▶ _STATED EXERCISE_
Copy out all lines in the data below containing the string "this".

▶ _SUPPLIED ENTRIES_
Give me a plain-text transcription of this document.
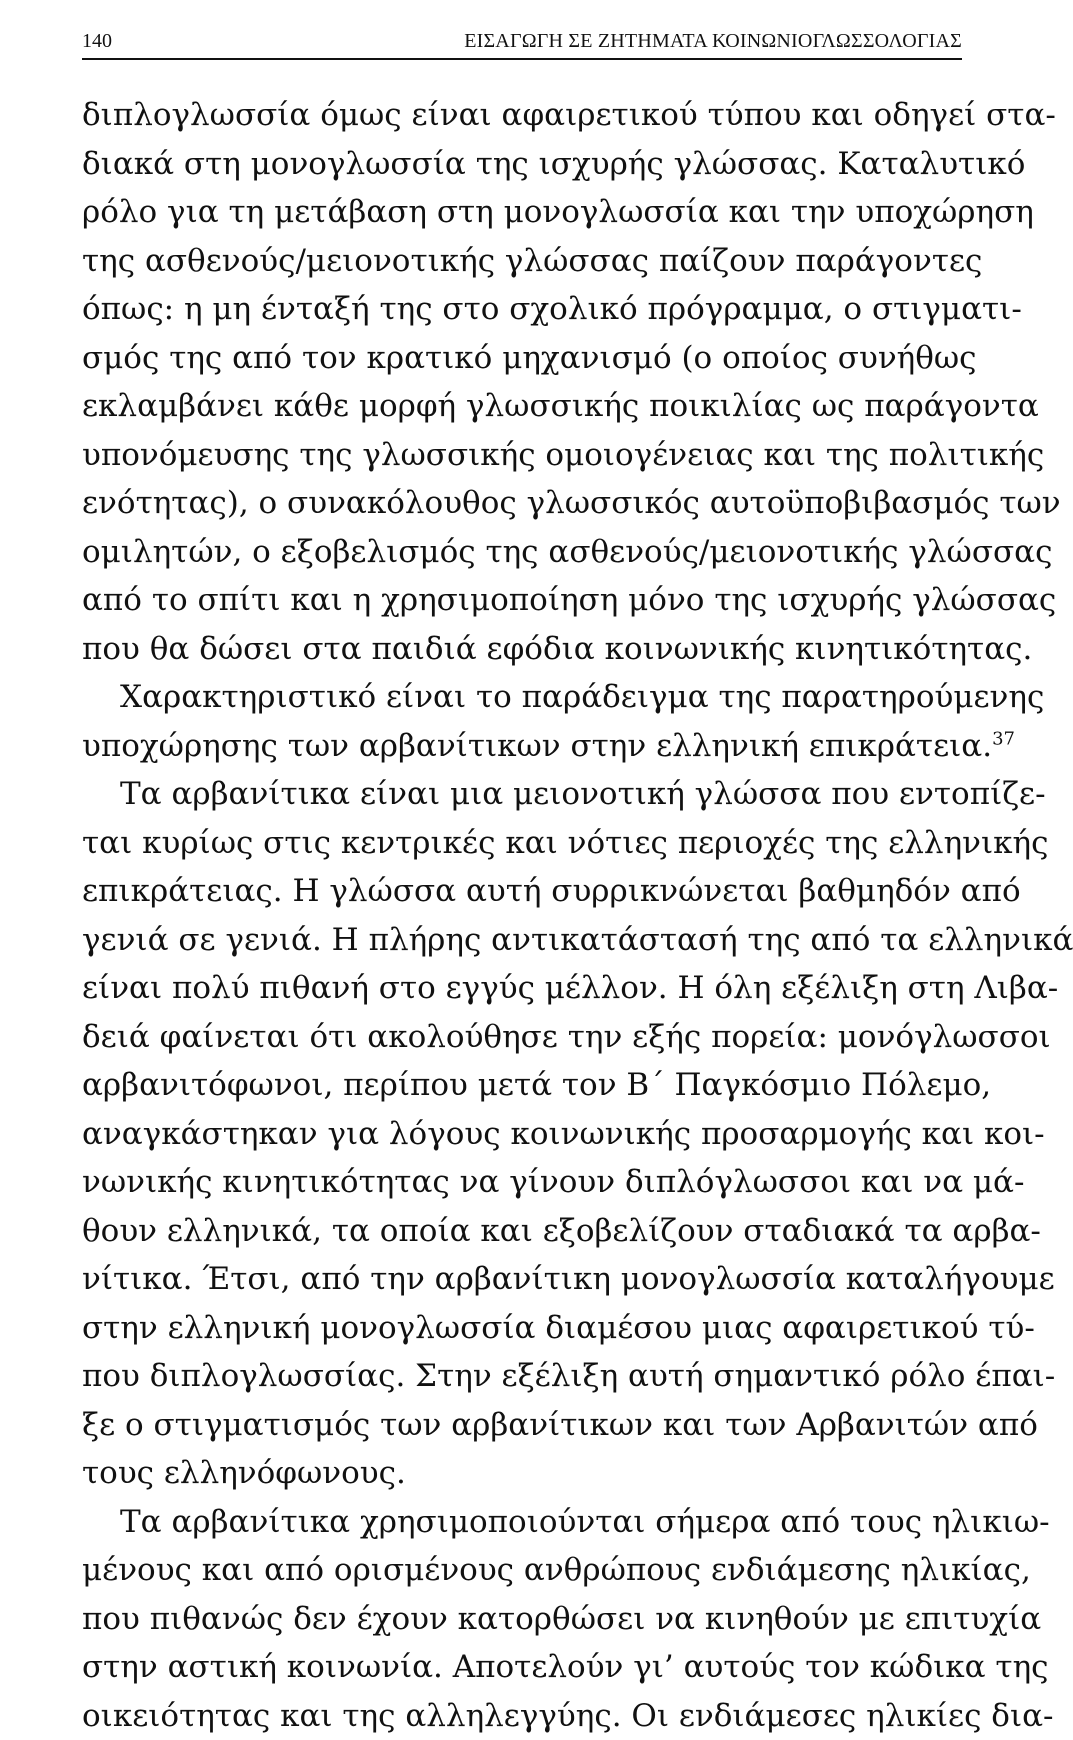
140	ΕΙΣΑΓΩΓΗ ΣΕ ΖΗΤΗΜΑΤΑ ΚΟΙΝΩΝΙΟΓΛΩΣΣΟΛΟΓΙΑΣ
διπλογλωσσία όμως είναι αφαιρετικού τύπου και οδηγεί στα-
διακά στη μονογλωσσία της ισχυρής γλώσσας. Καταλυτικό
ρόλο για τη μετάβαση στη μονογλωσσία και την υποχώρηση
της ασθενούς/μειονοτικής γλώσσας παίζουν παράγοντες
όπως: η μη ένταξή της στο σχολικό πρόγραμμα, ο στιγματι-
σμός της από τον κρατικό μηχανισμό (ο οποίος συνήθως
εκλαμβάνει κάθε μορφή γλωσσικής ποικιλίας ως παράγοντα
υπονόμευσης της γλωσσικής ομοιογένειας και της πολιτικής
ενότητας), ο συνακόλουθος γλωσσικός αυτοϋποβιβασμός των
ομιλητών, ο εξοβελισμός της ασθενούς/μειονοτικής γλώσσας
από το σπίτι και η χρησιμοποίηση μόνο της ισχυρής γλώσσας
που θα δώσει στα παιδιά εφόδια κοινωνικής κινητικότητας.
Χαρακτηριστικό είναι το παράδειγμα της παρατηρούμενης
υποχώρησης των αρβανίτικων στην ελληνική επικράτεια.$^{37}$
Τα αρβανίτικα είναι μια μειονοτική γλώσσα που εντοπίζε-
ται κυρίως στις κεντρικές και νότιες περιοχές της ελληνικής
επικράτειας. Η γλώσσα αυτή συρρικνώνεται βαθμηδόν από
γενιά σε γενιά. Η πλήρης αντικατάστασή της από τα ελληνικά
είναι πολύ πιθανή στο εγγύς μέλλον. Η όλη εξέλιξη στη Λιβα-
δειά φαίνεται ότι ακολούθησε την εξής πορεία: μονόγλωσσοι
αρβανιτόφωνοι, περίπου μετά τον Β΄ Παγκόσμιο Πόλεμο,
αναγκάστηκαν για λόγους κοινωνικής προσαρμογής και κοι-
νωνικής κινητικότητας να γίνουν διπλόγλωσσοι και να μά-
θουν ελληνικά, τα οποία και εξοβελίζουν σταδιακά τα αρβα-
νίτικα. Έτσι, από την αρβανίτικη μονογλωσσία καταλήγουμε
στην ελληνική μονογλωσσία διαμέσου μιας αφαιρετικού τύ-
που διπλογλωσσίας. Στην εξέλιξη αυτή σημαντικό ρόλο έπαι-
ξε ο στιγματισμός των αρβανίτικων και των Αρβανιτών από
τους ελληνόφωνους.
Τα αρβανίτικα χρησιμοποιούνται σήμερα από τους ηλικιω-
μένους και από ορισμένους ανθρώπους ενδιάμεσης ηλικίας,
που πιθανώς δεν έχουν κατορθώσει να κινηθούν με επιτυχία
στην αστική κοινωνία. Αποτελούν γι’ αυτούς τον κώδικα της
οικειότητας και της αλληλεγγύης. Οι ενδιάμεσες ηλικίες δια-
* * *
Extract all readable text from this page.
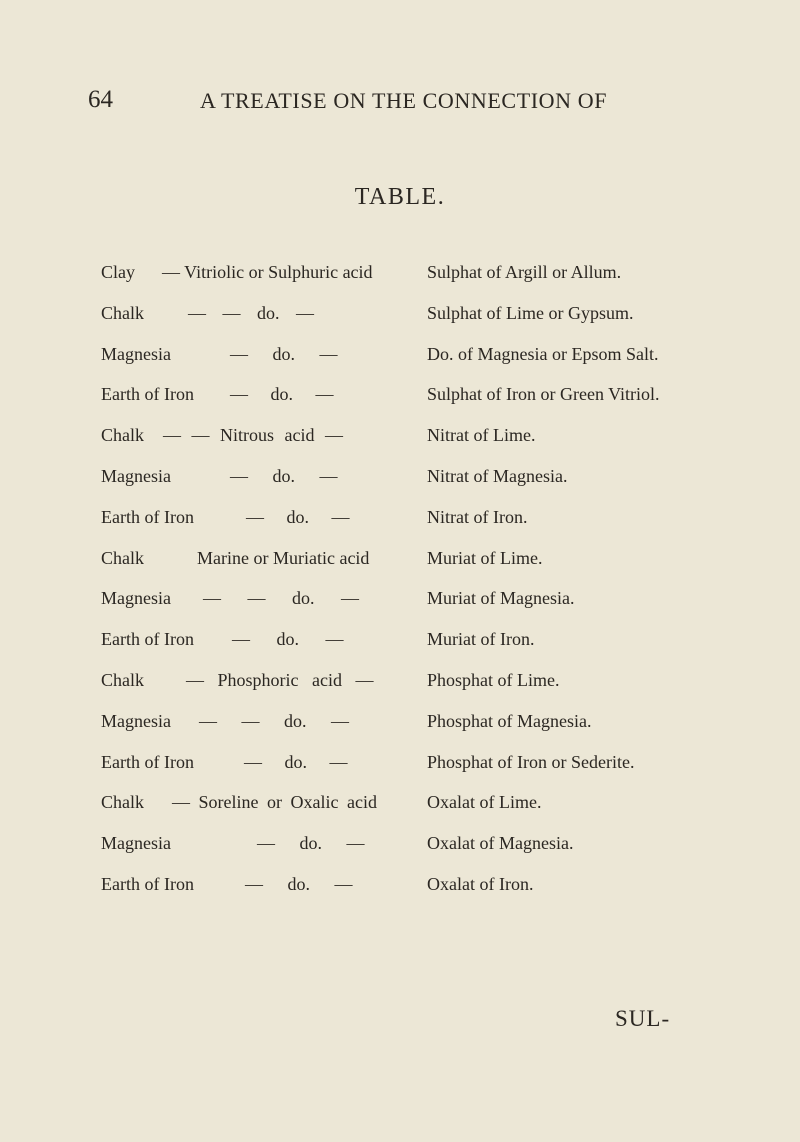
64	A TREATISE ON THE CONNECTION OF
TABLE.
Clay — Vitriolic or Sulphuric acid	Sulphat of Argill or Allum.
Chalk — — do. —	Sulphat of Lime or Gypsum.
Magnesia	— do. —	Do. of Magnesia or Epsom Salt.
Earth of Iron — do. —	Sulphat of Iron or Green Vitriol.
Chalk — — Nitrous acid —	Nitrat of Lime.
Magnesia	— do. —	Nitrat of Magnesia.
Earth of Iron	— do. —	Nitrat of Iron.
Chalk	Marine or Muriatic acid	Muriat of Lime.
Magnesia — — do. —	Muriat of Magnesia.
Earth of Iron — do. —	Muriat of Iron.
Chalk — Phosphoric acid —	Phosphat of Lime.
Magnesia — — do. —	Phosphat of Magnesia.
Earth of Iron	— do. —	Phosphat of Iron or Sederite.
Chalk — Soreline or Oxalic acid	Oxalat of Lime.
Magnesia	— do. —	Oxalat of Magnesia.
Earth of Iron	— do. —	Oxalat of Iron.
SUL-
==
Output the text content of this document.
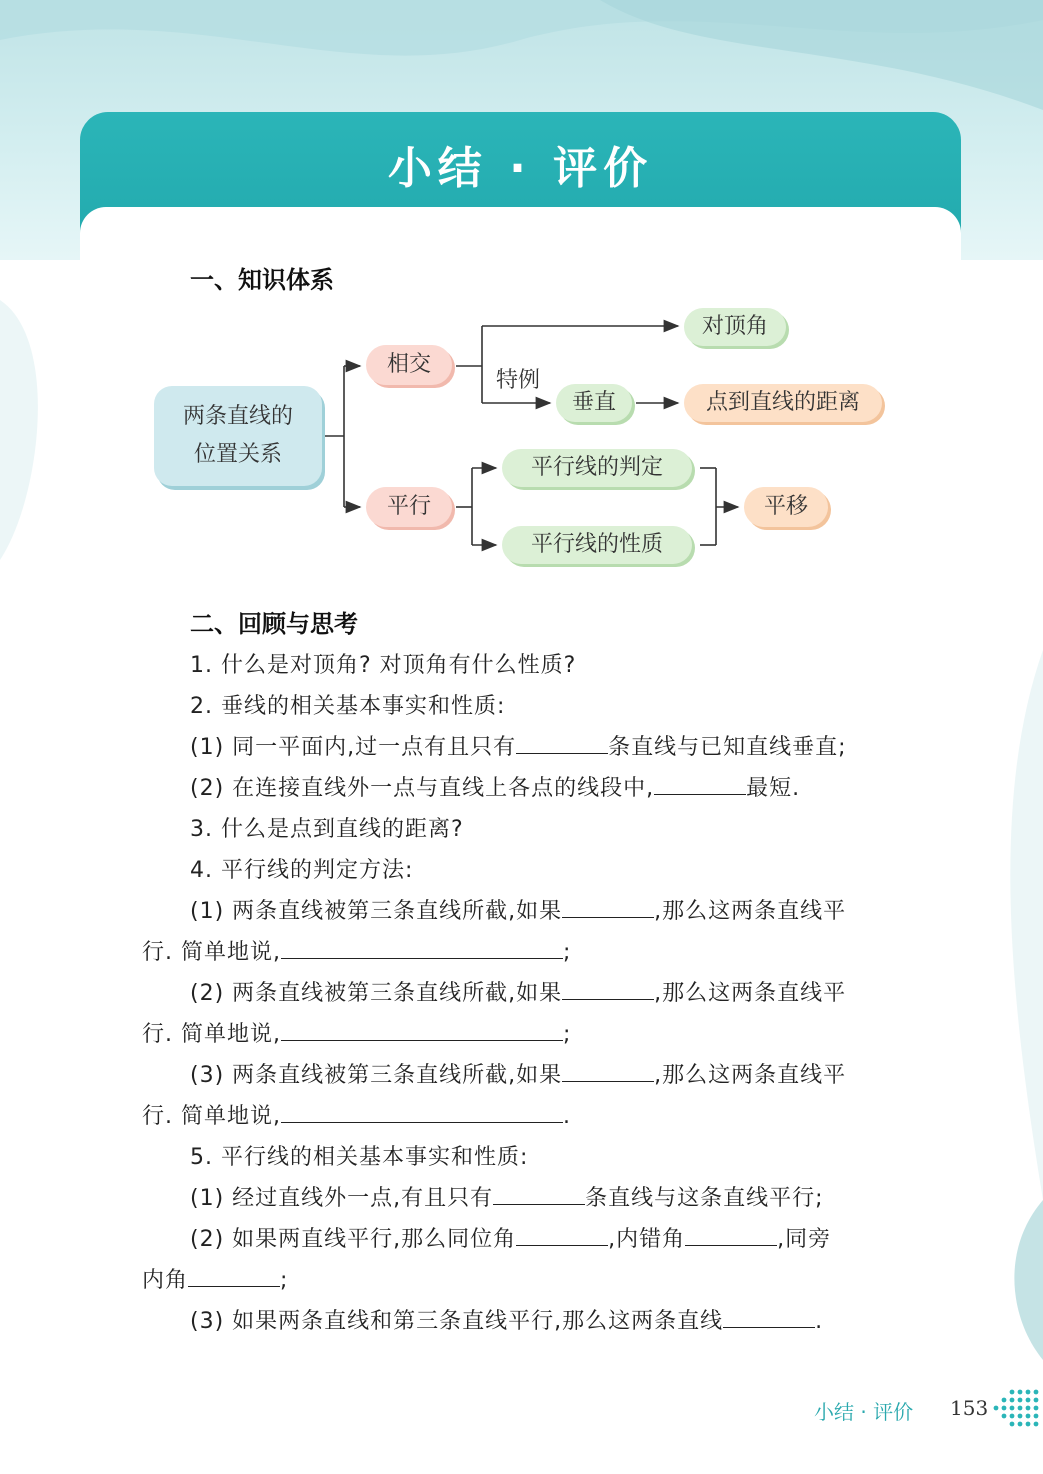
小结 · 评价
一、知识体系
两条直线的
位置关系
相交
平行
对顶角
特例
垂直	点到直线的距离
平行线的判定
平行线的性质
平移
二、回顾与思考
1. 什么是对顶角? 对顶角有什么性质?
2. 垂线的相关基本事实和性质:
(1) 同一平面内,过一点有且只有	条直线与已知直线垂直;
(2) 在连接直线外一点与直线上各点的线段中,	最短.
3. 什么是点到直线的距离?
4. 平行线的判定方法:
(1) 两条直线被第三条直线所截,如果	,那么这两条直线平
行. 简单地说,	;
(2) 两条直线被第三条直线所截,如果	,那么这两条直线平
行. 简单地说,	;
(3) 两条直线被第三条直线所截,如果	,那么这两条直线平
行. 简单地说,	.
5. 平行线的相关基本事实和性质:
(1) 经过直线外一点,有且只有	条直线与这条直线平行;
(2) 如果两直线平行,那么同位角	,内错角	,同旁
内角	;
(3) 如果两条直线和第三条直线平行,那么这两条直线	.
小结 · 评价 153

▶ _TASK ANSWER_
Give me a plain-text transcription of this document.
Extract all readable text from this page.
Output the text content of this document.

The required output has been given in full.